RECORDS PROVIDED ::
##########
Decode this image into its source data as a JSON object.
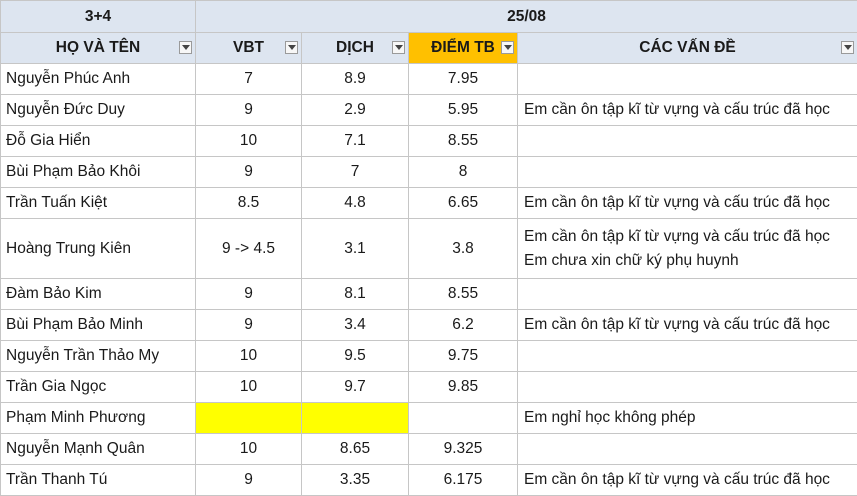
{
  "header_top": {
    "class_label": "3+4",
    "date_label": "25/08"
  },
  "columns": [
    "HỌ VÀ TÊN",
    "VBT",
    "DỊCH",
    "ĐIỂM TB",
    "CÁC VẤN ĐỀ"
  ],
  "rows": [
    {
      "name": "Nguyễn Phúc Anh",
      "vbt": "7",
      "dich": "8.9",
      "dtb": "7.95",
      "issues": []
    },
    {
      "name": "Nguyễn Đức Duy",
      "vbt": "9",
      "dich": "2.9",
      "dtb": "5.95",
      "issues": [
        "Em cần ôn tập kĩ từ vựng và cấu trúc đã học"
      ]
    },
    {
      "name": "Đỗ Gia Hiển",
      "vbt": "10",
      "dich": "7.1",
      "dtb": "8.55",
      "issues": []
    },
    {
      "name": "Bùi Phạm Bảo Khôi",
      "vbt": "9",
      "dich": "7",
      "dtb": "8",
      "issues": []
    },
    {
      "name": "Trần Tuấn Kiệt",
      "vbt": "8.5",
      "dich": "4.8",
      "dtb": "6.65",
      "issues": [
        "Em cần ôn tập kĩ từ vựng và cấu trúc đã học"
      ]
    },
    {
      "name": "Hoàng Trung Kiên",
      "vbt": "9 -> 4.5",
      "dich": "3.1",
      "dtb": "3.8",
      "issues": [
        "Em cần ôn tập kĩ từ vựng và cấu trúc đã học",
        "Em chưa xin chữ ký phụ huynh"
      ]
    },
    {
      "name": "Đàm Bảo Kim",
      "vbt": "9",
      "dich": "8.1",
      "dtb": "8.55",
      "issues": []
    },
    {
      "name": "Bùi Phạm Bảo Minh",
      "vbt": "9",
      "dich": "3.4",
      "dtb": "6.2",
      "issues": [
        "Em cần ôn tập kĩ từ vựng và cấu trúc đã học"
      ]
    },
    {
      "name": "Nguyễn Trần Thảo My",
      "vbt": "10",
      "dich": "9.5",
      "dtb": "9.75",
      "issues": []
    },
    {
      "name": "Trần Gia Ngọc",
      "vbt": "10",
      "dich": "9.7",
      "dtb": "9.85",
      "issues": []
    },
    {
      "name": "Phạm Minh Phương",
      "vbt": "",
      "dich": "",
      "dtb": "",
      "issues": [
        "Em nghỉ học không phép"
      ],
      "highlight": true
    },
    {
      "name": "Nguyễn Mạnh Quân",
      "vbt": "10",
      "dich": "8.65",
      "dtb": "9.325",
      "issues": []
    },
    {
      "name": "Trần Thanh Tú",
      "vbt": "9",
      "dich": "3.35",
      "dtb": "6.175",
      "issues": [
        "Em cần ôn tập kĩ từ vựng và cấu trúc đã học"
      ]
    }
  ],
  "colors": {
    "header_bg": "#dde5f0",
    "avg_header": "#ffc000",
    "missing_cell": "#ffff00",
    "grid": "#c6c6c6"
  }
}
##########
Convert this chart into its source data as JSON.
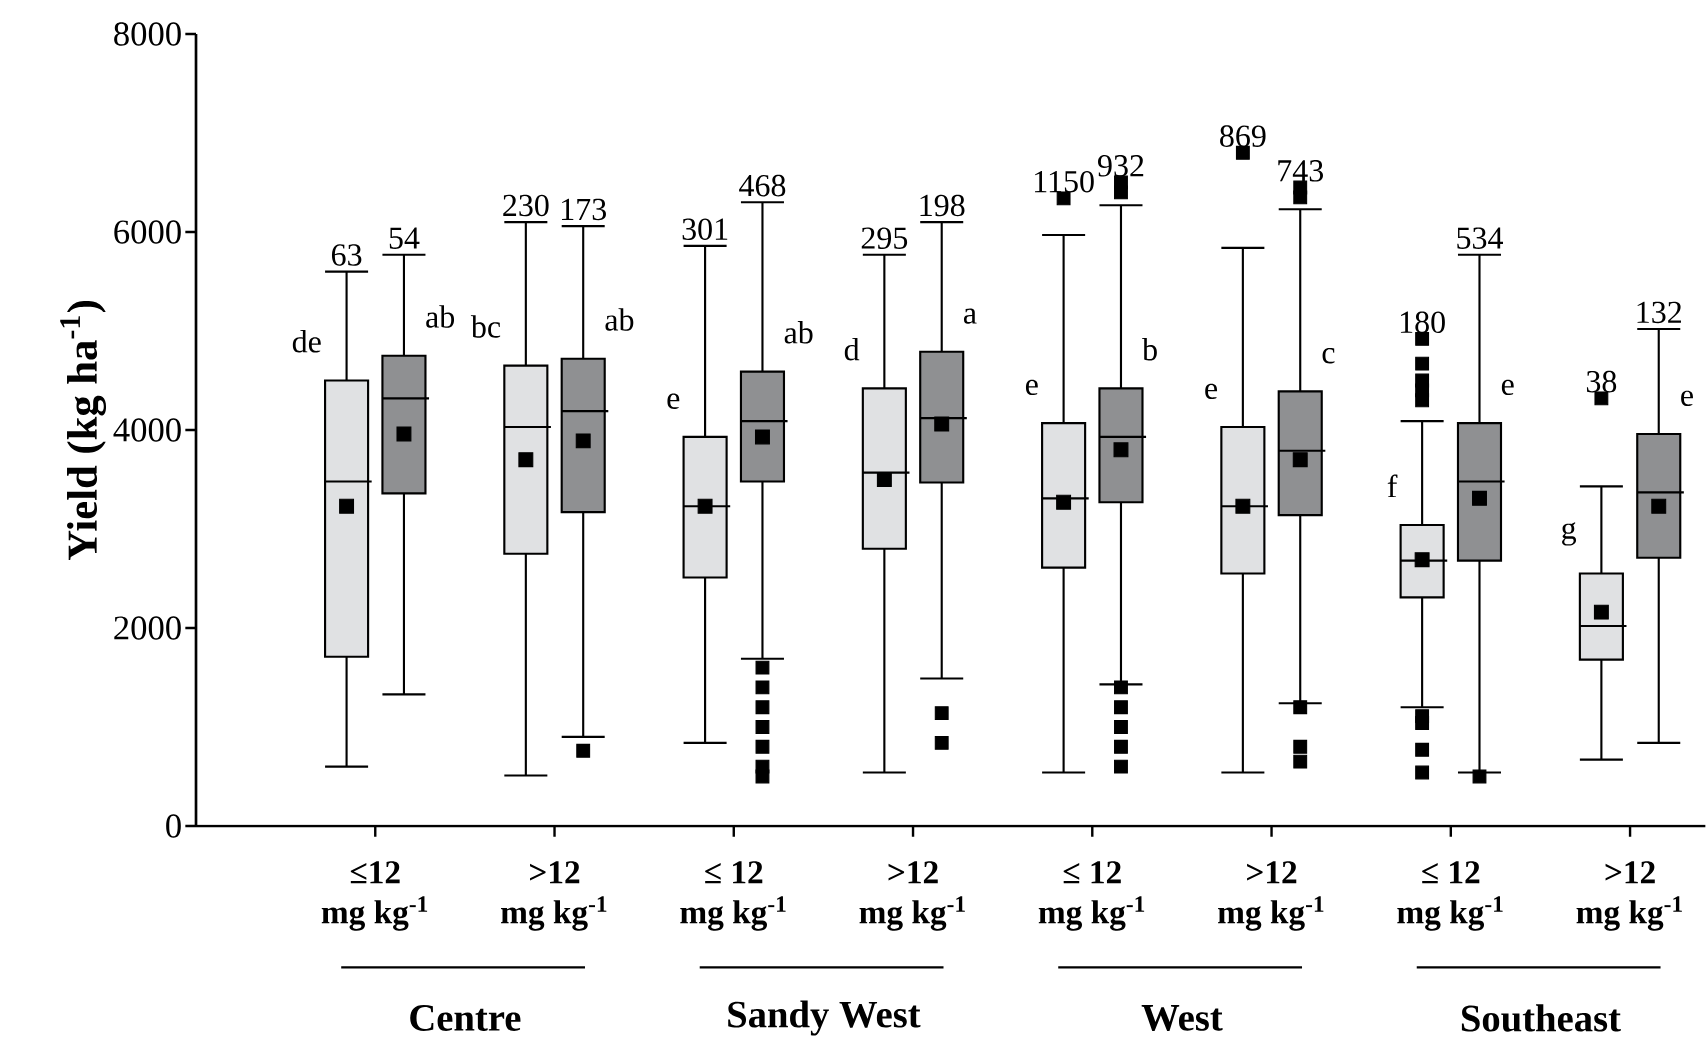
##########
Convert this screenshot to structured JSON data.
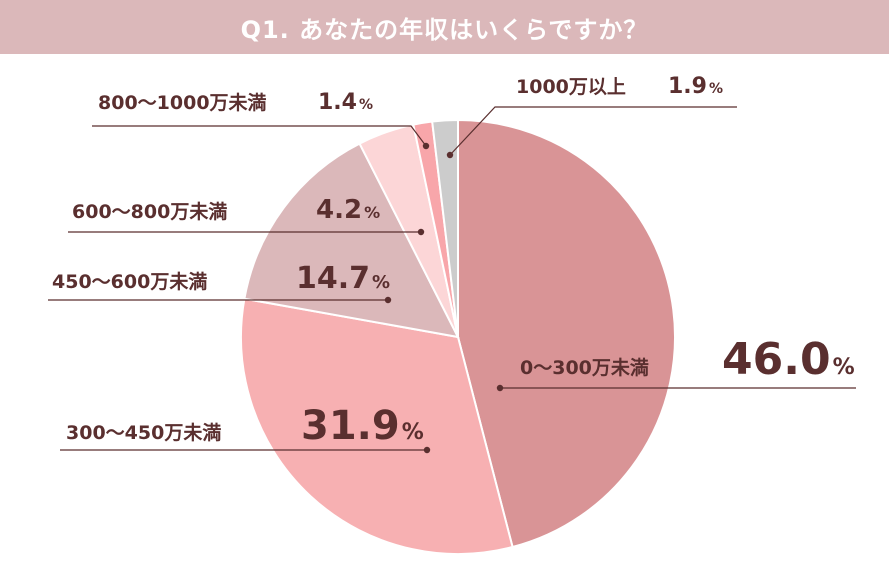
##########
GOAL OF THE EXERCISE :: Of all the lines in the listing above, how many contain the word "Convert"? Answer with the number alone.

SOLUTION TO THE EXERCISE :: 2